Dataset rows
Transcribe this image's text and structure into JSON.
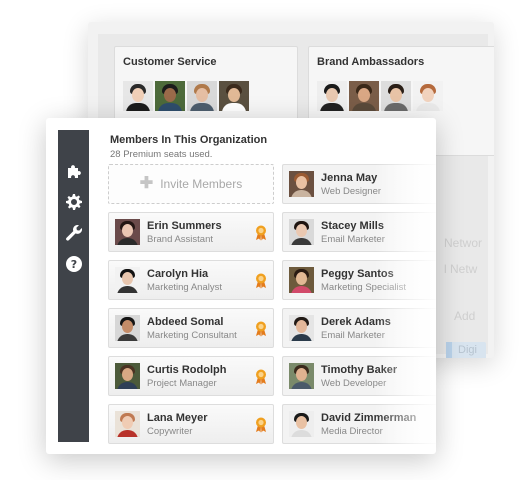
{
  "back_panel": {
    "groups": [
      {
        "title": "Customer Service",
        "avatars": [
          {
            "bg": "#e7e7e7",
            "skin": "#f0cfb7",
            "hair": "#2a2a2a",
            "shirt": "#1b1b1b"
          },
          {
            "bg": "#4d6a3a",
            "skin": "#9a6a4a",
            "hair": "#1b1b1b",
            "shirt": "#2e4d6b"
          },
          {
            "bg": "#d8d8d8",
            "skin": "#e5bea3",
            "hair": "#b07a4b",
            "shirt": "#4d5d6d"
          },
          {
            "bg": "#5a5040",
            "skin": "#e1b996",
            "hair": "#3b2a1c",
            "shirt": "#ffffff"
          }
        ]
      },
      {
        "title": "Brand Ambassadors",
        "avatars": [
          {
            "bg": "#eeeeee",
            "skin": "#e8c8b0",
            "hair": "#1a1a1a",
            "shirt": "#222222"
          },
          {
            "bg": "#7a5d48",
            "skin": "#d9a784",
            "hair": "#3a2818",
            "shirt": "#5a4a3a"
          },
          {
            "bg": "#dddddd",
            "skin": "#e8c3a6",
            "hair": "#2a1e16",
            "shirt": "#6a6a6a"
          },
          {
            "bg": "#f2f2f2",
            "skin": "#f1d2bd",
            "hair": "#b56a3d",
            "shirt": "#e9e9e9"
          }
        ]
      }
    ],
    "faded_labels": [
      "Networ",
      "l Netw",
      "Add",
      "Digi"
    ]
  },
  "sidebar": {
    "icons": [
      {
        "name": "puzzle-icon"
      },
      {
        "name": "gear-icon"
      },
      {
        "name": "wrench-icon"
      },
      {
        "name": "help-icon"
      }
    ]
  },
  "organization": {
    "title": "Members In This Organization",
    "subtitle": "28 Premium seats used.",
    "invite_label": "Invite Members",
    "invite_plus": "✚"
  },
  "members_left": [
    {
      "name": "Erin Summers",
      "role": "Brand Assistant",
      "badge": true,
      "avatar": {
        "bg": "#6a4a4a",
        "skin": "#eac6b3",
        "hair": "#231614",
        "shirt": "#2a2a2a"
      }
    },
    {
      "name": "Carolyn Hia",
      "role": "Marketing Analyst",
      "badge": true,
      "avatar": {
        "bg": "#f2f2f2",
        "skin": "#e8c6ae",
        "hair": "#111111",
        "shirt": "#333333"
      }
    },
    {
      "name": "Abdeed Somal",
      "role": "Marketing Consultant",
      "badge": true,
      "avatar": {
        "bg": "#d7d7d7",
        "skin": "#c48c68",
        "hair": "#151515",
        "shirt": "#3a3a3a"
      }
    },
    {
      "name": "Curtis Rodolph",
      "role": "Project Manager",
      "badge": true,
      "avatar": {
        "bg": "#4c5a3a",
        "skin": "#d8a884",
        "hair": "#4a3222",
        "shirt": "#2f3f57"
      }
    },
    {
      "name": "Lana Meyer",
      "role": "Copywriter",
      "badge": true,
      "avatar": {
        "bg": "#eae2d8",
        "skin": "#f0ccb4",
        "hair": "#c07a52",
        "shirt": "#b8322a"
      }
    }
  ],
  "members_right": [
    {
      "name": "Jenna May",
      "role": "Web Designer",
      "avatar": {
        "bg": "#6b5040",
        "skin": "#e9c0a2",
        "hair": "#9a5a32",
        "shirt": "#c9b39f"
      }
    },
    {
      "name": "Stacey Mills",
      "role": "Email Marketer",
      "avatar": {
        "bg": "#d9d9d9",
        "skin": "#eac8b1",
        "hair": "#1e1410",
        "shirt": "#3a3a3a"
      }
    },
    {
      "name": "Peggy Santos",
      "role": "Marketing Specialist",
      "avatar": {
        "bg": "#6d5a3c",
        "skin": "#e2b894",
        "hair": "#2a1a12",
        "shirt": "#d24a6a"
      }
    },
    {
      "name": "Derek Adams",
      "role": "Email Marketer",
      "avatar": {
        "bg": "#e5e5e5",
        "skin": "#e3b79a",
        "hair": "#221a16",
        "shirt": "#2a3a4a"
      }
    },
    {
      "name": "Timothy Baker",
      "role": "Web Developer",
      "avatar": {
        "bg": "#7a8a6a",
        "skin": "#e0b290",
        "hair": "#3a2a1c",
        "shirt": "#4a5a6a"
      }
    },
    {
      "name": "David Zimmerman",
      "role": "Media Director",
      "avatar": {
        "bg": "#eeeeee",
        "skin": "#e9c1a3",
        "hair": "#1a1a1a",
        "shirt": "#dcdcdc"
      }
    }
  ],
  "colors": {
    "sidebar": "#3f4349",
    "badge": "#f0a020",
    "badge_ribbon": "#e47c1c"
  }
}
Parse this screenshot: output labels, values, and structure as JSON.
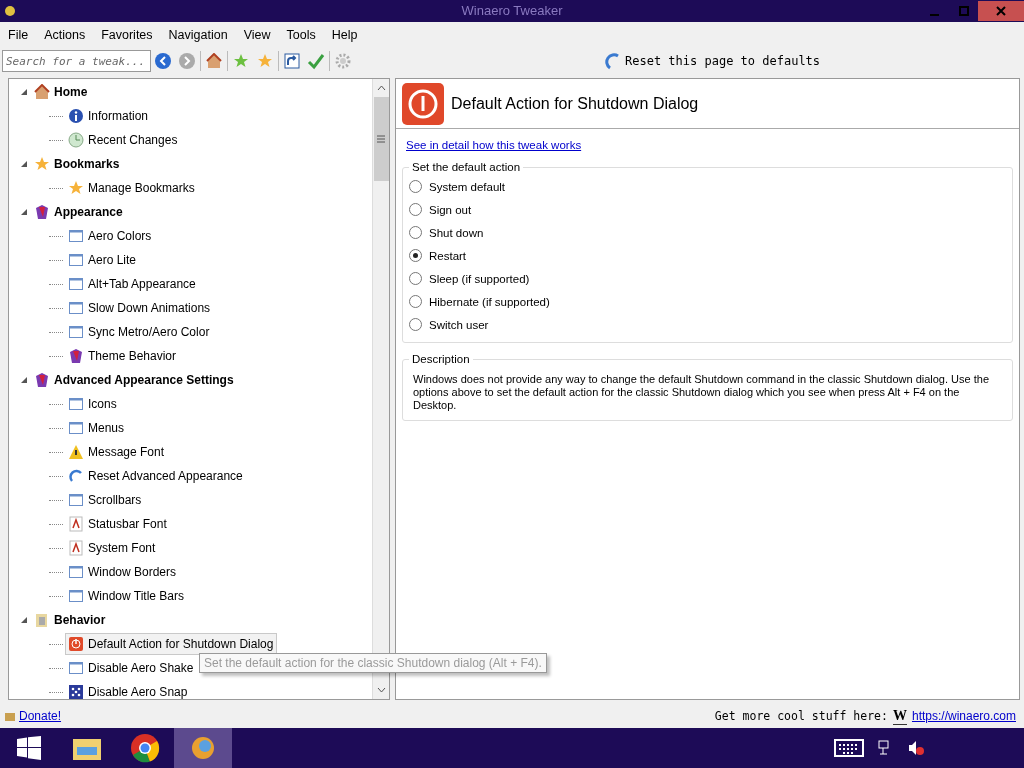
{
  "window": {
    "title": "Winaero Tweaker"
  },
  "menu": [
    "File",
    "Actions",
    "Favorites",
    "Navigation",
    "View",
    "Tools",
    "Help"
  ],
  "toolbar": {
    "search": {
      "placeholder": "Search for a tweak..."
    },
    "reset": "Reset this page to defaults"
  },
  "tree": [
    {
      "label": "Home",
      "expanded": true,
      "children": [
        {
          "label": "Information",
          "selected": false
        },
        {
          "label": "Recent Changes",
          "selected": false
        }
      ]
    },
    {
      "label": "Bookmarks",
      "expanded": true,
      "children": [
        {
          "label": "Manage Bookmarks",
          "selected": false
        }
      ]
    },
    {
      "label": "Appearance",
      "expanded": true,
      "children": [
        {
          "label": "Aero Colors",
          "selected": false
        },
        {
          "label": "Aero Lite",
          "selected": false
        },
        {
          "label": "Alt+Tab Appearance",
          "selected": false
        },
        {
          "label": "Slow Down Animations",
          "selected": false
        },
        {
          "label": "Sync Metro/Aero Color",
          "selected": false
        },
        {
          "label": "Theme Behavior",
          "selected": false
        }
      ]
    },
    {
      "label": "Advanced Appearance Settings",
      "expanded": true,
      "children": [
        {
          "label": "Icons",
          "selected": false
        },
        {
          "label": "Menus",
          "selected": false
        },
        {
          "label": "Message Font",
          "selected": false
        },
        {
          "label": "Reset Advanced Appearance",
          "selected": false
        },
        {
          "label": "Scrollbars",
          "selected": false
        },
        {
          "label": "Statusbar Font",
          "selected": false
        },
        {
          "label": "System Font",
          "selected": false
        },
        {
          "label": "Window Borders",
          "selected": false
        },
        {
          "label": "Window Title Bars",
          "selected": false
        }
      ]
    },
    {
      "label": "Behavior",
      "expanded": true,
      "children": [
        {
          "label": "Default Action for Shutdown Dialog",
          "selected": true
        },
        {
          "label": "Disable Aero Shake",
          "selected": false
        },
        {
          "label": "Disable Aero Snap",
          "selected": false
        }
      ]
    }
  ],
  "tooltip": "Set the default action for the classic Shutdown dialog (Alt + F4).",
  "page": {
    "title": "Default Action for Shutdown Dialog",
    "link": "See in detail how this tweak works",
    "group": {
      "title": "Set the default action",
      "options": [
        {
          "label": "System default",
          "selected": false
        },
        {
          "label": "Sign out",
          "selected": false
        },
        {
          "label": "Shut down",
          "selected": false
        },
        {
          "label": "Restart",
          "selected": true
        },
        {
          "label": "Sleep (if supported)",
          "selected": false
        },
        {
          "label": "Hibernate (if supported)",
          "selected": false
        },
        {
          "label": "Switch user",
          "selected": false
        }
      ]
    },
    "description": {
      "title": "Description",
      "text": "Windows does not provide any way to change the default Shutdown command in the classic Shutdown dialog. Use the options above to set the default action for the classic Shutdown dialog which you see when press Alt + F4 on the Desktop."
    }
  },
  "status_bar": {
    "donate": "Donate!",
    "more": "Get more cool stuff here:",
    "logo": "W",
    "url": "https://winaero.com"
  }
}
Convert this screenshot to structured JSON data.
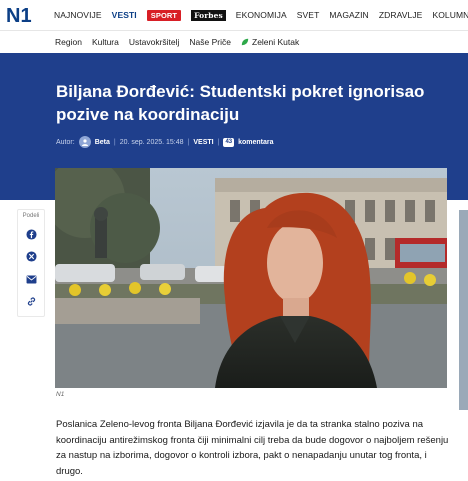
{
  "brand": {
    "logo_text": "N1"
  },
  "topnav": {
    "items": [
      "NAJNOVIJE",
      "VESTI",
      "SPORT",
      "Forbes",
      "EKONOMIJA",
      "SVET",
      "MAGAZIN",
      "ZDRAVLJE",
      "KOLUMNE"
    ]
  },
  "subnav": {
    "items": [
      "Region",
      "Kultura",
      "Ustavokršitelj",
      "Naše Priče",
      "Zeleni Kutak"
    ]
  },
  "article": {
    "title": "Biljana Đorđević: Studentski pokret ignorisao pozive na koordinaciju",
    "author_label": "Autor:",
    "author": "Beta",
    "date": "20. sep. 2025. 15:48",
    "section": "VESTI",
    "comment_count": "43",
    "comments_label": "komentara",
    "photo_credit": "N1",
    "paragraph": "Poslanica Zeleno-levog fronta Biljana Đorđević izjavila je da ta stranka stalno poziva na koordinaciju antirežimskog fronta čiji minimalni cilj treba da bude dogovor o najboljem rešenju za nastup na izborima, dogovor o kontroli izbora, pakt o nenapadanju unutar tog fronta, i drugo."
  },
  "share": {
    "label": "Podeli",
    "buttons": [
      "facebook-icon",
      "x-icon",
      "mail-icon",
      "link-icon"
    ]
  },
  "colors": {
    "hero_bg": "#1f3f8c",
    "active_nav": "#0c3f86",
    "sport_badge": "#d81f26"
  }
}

- [What needs to be done]: Return the lines of the records that include the string "page".

- [Solution]:
    "reset": "Reset this page to defaults"
  "page": {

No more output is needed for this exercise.